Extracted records
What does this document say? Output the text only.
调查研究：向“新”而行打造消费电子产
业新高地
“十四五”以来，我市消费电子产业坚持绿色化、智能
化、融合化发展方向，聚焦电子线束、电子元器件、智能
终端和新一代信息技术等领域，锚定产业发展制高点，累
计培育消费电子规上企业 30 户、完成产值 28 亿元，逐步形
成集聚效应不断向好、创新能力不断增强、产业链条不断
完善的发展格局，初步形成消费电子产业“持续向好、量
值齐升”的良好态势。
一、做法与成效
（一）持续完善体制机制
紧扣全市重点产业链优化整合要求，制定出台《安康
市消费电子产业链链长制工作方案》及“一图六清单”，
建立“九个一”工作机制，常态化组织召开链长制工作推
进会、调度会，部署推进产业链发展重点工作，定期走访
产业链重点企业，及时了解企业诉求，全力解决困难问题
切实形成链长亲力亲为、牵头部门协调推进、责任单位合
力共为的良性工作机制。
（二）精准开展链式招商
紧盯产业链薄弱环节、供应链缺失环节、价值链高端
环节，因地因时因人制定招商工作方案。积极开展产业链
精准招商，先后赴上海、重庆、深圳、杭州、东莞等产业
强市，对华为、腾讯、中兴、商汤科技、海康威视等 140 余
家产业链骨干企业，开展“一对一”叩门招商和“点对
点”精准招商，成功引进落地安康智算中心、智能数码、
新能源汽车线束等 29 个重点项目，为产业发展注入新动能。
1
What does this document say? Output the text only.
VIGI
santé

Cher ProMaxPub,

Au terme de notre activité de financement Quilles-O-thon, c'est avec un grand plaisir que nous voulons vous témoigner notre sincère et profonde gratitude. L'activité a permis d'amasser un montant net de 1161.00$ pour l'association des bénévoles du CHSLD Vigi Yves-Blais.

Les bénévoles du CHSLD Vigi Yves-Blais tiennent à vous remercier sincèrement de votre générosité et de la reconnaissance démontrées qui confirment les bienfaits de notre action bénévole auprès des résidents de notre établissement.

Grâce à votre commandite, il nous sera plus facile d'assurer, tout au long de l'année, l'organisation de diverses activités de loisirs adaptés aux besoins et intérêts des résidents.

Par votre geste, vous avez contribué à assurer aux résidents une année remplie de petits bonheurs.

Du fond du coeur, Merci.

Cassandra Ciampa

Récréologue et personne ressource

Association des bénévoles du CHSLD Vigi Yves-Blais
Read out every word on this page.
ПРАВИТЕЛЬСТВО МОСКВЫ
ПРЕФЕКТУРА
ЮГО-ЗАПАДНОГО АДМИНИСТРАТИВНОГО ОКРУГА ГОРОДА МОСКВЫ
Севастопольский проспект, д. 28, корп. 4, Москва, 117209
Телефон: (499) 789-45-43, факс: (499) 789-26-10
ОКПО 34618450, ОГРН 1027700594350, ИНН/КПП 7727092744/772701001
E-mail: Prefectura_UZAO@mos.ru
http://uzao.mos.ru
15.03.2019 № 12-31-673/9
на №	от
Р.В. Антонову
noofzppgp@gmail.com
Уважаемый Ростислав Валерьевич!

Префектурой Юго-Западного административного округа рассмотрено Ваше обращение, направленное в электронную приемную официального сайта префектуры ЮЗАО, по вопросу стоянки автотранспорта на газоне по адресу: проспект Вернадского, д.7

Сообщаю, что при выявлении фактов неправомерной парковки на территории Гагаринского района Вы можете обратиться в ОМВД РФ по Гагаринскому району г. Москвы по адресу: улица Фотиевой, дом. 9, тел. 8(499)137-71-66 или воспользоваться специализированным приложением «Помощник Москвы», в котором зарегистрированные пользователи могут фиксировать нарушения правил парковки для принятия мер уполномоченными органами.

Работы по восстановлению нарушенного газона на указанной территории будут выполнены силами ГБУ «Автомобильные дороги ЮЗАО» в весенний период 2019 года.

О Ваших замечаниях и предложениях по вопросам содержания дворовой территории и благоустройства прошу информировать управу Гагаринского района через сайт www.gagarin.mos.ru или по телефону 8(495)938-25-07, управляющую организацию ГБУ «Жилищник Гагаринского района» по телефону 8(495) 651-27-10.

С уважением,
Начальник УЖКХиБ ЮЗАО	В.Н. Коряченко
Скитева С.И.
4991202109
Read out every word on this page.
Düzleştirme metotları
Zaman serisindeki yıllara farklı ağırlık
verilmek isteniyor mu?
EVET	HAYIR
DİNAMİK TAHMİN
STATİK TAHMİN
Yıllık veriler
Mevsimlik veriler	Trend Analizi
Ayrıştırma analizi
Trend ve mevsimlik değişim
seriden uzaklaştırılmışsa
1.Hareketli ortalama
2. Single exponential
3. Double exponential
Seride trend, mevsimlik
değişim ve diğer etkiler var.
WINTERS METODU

# [WRITTEN INSTRUCTION]
Search the data for the string "проспект" and copy each line where it appears.

# [CORRECT OUTPUT]
Севастопольский проспект, д. 28, корп. 4, Москва, 117209
Префектурой Юго-Западного административного округа рассмотрено Ваше обращение, направленное в электронную приемную официального сайта префектуры ЮЗАО, по вопросу стоянки автотранспорта на газоне по адресу: проспект Вернадского, д.7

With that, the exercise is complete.